Exercise goal
Give the number of lines in the records below that include "Самуйлова". Reply with that number alone.

Dataset records
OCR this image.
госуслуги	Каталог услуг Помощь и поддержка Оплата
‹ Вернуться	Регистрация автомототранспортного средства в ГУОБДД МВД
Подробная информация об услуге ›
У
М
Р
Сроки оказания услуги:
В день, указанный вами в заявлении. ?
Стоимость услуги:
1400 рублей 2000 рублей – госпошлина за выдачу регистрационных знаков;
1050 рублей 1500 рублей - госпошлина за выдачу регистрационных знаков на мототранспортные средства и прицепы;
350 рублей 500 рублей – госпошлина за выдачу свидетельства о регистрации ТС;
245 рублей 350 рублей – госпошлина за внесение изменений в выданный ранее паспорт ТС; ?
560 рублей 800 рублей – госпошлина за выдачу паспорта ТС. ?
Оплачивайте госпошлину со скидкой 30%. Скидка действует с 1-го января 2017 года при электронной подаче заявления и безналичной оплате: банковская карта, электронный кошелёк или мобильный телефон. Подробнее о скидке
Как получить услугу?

==

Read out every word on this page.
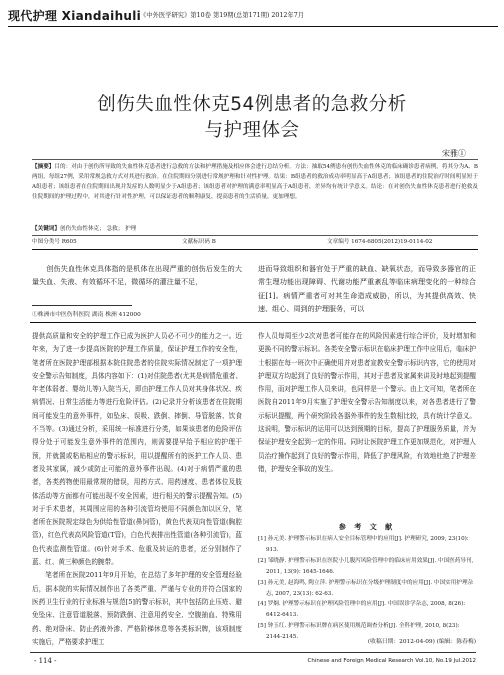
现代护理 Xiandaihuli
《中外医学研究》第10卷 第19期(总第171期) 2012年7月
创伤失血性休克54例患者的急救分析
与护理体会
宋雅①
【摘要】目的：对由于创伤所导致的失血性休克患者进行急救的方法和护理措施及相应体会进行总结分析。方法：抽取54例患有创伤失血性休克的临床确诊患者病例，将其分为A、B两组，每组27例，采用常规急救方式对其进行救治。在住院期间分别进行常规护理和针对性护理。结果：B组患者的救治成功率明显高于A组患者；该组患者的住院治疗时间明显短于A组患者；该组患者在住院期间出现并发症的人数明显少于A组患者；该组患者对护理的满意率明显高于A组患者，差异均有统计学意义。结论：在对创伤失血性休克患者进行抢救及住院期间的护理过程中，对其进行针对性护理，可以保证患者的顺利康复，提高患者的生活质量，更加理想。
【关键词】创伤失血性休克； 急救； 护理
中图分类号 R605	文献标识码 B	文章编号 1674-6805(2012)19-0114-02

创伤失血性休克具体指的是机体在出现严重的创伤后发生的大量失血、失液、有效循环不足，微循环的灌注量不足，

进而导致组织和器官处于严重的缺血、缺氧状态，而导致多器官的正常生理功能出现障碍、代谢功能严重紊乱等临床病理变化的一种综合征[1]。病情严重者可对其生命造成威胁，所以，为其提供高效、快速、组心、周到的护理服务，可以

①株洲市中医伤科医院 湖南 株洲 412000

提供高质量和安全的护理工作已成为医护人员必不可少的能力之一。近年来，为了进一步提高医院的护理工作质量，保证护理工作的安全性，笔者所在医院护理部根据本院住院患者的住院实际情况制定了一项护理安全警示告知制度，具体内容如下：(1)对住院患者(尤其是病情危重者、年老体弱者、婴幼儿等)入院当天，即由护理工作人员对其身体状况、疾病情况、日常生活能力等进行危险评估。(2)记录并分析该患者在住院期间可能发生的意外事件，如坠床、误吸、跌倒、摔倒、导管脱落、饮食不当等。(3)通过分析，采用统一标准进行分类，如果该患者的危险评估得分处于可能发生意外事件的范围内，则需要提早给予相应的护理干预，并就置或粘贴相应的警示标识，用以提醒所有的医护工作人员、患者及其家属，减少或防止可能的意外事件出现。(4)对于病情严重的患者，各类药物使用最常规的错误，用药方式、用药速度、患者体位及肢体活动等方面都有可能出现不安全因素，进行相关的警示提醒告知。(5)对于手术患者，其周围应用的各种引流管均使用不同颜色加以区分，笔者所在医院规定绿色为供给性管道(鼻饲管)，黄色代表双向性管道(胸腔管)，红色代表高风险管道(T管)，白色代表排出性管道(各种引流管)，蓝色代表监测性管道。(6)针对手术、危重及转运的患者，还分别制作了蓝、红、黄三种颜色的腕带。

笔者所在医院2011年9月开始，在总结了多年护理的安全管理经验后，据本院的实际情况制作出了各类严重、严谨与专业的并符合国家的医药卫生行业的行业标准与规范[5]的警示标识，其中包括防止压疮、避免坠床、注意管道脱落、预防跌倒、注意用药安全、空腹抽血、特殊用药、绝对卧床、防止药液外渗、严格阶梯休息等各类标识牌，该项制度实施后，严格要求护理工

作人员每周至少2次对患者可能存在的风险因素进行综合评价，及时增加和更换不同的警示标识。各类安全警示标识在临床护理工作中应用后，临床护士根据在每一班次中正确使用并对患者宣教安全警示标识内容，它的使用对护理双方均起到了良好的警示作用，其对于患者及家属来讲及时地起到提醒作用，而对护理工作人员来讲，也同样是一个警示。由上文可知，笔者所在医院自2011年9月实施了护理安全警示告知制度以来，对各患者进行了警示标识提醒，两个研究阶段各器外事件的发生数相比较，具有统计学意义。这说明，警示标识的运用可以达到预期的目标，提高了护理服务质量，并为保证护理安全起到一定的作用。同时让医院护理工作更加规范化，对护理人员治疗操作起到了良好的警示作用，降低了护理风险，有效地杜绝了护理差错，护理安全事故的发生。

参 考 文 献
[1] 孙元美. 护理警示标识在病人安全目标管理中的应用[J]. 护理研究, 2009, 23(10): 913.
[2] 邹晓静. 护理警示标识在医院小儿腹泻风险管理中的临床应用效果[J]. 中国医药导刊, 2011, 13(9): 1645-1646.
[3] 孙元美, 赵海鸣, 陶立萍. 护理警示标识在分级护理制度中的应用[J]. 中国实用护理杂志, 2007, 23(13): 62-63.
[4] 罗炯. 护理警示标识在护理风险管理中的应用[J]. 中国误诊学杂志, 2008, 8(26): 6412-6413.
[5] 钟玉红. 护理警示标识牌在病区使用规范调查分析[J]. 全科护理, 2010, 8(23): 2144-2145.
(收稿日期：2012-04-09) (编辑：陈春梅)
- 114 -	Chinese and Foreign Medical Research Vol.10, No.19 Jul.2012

* * *

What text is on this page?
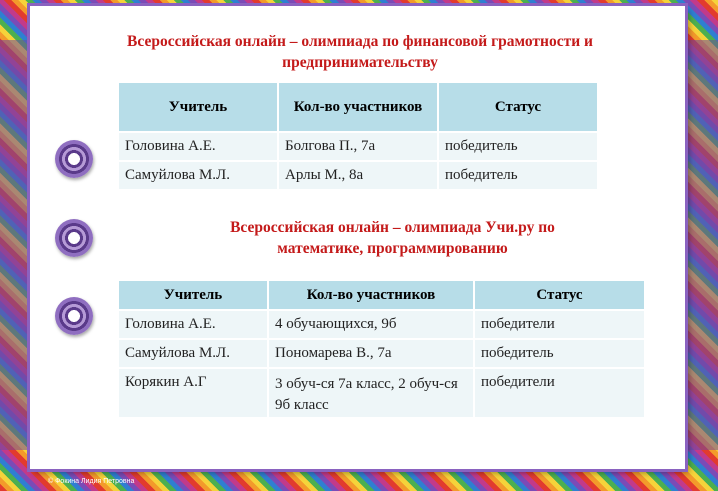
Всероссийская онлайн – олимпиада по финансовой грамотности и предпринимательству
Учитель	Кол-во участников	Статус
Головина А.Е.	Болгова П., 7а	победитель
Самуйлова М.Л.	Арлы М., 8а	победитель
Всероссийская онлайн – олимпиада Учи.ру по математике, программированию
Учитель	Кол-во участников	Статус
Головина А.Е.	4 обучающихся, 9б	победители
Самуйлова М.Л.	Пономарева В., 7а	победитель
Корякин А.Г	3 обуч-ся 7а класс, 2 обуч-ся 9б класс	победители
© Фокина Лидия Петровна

In response
2